Saved data entries:
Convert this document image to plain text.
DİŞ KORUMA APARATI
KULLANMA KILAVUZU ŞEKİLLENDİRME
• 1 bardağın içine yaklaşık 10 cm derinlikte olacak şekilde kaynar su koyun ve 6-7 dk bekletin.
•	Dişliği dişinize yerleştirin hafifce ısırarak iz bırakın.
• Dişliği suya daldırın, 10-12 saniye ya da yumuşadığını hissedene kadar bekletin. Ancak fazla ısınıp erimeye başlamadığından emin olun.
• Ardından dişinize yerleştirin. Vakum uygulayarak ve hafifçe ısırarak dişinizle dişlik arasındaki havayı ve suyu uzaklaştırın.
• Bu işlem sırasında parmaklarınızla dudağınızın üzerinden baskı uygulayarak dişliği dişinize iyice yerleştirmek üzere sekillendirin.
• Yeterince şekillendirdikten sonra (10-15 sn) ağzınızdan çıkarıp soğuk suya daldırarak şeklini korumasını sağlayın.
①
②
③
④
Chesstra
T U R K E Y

Exercise requirements
Locate the word "uygulayarak" in the records and collect each line it appears in.

Exercise output
• Ardından dişinize yerleştirin. Vakum uygulayarak ve hafifçe ısırarak dişinizle dişlik arasındaki havayı ve suyu uzaklaştırın.
• Bu işlem sırasında parmaklarınızla dudağınızın üzerinden baskı uygulayarak dişliği dişinize iyice yerleştirmek üzere sekillendirin.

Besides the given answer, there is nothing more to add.